Begin DATA LINES

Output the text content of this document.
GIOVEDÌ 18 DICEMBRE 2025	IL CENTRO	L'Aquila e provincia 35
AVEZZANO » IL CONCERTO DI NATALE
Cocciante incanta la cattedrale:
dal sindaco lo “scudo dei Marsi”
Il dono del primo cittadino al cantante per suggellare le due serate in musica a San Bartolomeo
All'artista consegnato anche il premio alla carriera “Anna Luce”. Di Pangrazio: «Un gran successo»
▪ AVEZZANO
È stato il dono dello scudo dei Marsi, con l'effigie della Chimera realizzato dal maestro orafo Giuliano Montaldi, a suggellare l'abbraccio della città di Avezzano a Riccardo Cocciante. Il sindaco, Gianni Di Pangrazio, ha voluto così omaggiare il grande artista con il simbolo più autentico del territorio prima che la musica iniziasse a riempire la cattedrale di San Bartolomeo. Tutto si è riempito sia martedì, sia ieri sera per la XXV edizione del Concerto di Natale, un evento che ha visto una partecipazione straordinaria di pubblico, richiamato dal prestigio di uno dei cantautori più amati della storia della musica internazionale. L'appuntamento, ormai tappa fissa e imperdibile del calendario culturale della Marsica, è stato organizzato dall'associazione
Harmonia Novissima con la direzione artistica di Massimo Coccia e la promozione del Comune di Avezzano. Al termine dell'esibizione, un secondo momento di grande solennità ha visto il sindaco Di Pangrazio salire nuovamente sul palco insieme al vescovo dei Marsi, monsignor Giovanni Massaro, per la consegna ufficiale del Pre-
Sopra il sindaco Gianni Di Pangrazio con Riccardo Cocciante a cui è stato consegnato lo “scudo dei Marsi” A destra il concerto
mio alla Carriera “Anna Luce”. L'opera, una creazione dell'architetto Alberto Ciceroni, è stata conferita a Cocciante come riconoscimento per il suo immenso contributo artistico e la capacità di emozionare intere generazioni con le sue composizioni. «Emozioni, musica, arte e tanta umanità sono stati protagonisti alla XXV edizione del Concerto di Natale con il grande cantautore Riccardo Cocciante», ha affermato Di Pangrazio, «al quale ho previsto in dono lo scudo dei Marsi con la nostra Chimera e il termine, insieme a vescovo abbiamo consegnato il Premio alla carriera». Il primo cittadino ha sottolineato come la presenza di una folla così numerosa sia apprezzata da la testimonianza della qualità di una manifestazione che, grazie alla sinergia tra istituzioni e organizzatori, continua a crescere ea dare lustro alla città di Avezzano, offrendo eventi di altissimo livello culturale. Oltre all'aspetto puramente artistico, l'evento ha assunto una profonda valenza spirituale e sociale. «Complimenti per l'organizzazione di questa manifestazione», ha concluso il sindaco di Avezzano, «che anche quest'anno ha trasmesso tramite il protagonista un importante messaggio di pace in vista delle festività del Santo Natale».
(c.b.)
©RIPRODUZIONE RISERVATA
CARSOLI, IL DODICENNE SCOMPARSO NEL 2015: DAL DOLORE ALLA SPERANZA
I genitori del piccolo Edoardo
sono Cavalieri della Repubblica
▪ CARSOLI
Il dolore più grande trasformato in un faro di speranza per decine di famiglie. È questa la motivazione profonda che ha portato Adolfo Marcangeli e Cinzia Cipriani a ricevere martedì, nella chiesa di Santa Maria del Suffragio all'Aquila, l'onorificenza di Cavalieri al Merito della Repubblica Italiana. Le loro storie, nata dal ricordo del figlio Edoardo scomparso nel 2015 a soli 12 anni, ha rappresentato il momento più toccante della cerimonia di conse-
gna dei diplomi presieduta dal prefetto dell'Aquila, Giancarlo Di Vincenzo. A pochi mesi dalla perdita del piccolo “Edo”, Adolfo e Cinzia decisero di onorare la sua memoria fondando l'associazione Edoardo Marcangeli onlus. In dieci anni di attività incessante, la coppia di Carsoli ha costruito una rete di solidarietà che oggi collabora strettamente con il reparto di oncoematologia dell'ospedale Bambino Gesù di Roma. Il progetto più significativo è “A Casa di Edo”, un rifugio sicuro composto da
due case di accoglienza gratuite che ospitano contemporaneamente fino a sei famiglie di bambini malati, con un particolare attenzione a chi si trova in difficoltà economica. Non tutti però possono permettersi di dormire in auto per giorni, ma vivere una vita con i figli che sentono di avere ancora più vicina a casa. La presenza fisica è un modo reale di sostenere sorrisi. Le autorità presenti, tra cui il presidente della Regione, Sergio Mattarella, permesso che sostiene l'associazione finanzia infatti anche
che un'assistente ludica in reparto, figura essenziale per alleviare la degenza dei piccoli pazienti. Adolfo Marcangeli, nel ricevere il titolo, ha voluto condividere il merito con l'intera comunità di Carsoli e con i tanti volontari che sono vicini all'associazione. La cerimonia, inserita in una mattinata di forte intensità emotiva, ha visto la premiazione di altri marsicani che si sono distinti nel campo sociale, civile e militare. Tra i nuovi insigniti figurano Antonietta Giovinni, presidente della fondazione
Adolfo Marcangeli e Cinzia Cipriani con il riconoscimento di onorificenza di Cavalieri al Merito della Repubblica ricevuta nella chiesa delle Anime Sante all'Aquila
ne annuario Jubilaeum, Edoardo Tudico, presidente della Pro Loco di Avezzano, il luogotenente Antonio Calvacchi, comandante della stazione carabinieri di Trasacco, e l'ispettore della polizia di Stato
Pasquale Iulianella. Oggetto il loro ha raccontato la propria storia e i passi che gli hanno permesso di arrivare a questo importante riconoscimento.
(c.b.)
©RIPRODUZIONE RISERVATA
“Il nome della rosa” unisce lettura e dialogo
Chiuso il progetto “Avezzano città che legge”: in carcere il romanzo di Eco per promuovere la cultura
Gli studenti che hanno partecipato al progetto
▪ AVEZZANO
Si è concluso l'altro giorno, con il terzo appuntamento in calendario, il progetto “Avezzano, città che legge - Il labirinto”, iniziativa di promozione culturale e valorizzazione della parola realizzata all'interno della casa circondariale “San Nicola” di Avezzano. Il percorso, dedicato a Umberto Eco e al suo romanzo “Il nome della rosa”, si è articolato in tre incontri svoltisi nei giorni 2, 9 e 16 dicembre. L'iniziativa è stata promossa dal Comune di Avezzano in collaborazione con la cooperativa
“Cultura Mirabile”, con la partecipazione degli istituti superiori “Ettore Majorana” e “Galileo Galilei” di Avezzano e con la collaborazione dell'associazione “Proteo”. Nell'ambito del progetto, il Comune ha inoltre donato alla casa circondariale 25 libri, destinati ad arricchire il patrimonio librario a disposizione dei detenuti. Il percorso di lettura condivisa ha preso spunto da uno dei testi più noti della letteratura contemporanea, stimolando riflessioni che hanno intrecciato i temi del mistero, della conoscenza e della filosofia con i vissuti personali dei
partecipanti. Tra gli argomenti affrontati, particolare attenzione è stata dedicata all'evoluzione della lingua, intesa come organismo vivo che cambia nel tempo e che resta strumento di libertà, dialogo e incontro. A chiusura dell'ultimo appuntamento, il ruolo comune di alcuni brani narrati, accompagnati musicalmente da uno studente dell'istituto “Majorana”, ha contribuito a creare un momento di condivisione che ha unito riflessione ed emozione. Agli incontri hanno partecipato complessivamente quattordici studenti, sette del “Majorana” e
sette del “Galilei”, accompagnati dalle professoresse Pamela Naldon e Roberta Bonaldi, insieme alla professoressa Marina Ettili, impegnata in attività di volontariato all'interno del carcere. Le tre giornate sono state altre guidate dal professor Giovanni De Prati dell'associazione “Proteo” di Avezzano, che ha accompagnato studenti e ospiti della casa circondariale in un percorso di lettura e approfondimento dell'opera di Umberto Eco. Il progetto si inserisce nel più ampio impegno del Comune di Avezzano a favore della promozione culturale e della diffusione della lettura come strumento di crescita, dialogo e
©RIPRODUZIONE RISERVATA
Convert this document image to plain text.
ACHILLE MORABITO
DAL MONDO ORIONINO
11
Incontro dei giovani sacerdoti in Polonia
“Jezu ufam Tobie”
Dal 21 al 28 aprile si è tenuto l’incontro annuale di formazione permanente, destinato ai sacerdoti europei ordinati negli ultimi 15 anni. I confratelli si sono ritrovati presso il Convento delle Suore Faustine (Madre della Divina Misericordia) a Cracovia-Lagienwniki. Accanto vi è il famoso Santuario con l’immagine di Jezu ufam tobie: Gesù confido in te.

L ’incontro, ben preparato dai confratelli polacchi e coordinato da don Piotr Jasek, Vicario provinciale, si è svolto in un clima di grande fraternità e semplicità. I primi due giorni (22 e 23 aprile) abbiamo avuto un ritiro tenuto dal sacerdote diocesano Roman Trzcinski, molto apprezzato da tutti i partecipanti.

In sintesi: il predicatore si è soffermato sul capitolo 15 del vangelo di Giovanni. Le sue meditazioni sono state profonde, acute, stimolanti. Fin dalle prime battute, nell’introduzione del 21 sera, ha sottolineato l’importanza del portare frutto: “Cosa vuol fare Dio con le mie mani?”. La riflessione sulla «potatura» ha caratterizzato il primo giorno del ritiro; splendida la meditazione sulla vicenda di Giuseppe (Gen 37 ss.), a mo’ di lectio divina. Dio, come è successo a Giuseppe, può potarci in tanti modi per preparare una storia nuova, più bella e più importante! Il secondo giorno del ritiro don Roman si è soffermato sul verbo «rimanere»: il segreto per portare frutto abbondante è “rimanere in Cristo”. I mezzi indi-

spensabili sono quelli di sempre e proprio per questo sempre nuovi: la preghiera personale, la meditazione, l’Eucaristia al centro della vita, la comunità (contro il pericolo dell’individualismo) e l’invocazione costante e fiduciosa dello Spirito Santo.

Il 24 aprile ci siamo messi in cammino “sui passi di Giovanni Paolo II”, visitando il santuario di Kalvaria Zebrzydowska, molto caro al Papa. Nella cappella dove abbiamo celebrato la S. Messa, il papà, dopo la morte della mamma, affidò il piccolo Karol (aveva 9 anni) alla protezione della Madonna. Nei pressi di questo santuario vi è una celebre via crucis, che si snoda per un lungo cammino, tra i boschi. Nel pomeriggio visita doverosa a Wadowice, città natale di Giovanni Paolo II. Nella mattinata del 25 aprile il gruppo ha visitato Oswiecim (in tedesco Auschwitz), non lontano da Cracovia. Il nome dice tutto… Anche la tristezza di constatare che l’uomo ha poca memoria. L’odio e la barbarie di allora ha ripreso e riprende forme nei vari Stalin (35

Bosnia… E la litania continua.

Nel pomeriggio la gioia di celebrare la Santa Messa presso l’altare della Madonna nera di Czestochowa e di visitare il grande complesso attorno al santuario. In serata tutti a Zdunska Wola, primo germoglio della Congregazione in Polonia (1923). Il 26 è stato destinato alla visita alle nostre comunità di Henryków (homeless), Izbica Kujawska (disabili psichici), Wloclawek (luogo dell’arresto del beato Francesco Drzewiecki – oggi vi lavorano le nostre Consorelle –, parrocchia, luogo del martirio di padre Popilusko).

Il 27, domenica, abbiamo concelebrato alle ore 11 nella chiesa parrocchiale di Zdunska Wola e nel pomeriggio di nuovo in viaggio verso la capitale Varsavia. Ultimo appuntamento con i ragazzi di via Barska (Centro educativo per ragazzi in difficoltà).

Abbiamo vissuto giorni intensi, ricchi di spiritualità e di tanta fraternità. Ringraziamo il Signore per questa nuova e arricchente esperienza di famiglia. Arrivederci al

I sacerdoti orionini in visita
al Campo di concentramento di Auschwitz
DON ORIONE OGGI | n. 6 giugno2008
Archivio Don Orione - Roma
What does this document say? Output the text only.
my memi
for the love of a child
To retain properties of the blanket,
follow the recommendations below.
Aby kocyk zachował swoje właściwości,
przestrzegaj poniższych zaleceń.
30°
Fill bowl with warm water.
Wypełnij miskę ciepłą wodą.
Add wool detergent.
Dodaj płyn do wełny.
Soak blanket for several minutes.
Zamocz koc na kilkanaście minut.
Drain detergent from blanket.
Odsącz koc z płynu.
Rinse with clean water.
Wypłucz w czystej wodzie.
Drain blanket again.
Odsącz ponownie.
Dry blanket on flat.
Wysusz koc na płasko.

End DATA LINES

— WORK REQUIRED —
Report how many lines in the entries hold the string "Drain". Nothing but the number is wanted.

— REPLY TO THE TASK —
2